[START OF Available records]

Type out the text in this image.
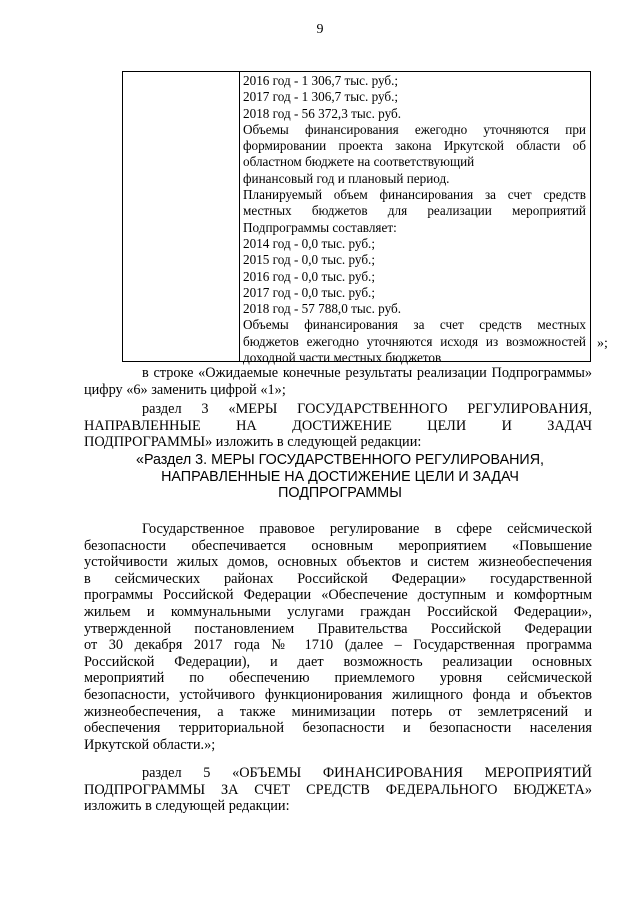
9
2016 год - 1 306,7 тыс. руб.;
2017 год - 1 306,7 тыс. руб.;
2018 год - 56 372,3 тыс. руб.
Объемы финансирования ежегодно уточняются при
формировании проекта закона Иркутской области об
областном бюджете на соответствующий
финансовый год и плановый период.
Планируемый объем финансирования за счет средств
местных бюджетов для реализации мероприятий
Подпрограммы составляет:
2014 год - 0,0 тыс. руб.;
2015 год - 0,0 тыс. руб.;
2016 год - 0,0 тыс. руб.;
2017 год - 0,0 тыс. руб.;
2018 год - 57 788,0 тыс. руб.
Объемы финансирования за счет средств местных
бюджетов ежегодно уточняются исходя из возможностей
доходной части местных бюджетов
»;
в строке «Ожидаемые конечные результаты реализации Подпрограммы»
цифру «6» заменить цифрой «1»;
раздел 3 «МЕРЫ ГОСУДАРСТВЕННОГО РЕГУЛИРОВАНИЯ,
НАПРАВЛЕННЫЕ НА ДОСТИЖЕНИЕ ЦЕЛИ И ЗАДАЧ
ПОДПРОГРАММЫ» изложить в следующей редакции:
«Раздел 3. МЕРЫ ГОСУДАРСТВЕННОГО РЕГУЛИРОВАНИЯ,
НАПРАВЛЕННЫЕ НА ДОСТИЖЕНИЕ ЦЕЛИ И ЗАДАЧ
ПОДПРОГРАММЫ
Государственное правовое регулирование в сфере сейсмической
безопасности обеспечивается основным мероприятием «Повышение
устойчивости жилых домов, основных объектов и систем жизнеобеспечения
в сейсмических районах Российской Федерации» государственной
программы Российской Федерации «Обеспечение доступным и комфортным
жильем и коммунальными услугами граждан Российской Федерации»,
утвержденной постановлением Правительства Российской Федерации
от 30 декабря 2017 года № 1710 (далее – Государственная программа
Российской Федерации), и дает возможность реализации основных
мероприятий по обеспечению приемлемого уровня сейсмической
безопасности, устойчивого функционирования жилищного фонда и объектов
жизнеобеспечения, а также минимизации потерь от землетрясений и
обеспечения территориальной безопасности и безопасности населения
Иркутской области.»;
раздел 5 «ОБЪЕМЫ ФИНАНСИРОВАНИЯ МЕРОПРИЯТИЙ
ПОДПРОГРАММЫ ЗА СЧЕТ СРЕДСТВ ФЕДЕРАЛЬНОГО БЮДЖЕТА»
изложить в следующей редакции:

[END OF Available records]

> Exercise
The records shown above are to be repeated exactly, with the pictures left out.

> Result of this task
Type out the text in this image.
9
2016 год - 1 306,7 тыс. руб.;
2017 год - 1 306,7 тыс. руб.;
2018 год - 56 372,3 тыс. руб.
Объемы финансирования ежегодно уточняются при
формировании проекта закона Иркутской области об
областном бюджете на соответствующий
финансовый год и плановый период.
Планируемый объем финансирования за счет средств
местных бюджетов для реализации мероприятий
Подпрограммы составляет:
2014 год - 0,0 тыс. руб.;
2015 год - 0,0 тыс. руб.;
2016 год - 0,0 тыс. руб.;
2017 год - 0,0 тыс. руб.;
2018 год - 57 788,0 тыс. руб.
Объемы финансирования за счет средств местных
бюджетов ежегодно уточняются исходя из возможностей
доходной части местных бюджетов
»;
в строке «Ожидаемые конечные результаты реализации Подпрограммы»
цифру «6» заменить цифрой «1»;
раздел 3 «МЕРЫ ГОСУДАРСТВЕННОГО РЕГУЛИРОВАНИЯ,
НАПРАВЛЕННЫЕ НА ДОСТИЖЕНИЕ ЦЕЛИ И ЗАДАЧ
ПОДПРОГРАММЫ» изложить в следующей редакции:
«Раздел 3. МЕРЫ ГОСУДАРСТВЕННОГО РЕГУЛИРОВАНИЯ,
НАПРАВЛЕННЫЕ НА ДОСТИЖЕНИЕ ЦЕЛИ И ЗАДАЧ
ПОДПРОГРАММЫ
Государственное правовое регулирование в сфере сейсмической
безопасности обеспечивается основным мероприятием «Повышение
устойчивости жилых домов, основных объектов и систем жизнеобеспечения
в сейсмических районах Российской Федерации» государственной
программы Российской Федерации «Обеспечение доступным и комфортным
жильем и коммунальными услугами граждан Российской Федерации»,
утвержденной постановлением Правительства Российской Федерации
от 30 декабря 2017 года № 1710 (далее – Государственная программа
Российской Федерации), и дает возможность реализации основных
мероприятий по обеспечению приемлемого уровня сейсмической
безопасности, устойчивого функционирования жилищного фонда и объектов
жизнеобеспечения, а также минимизации потерь от землетрясений и
обеспечения территориальной безопасности и безопасности населения
Иркутской области.»;
раздел 5 «ОБЪЕМЫ ФИНАНСИРОВАНИЯ МЕРОПРИЯТИЙ
ПОДПРОГРАММЫ ЗА СЧЕТ СРЕДСТВ ФЕДЕРАЛЬНОГО БЮДЖЕТА»
изложить в следующей редакции:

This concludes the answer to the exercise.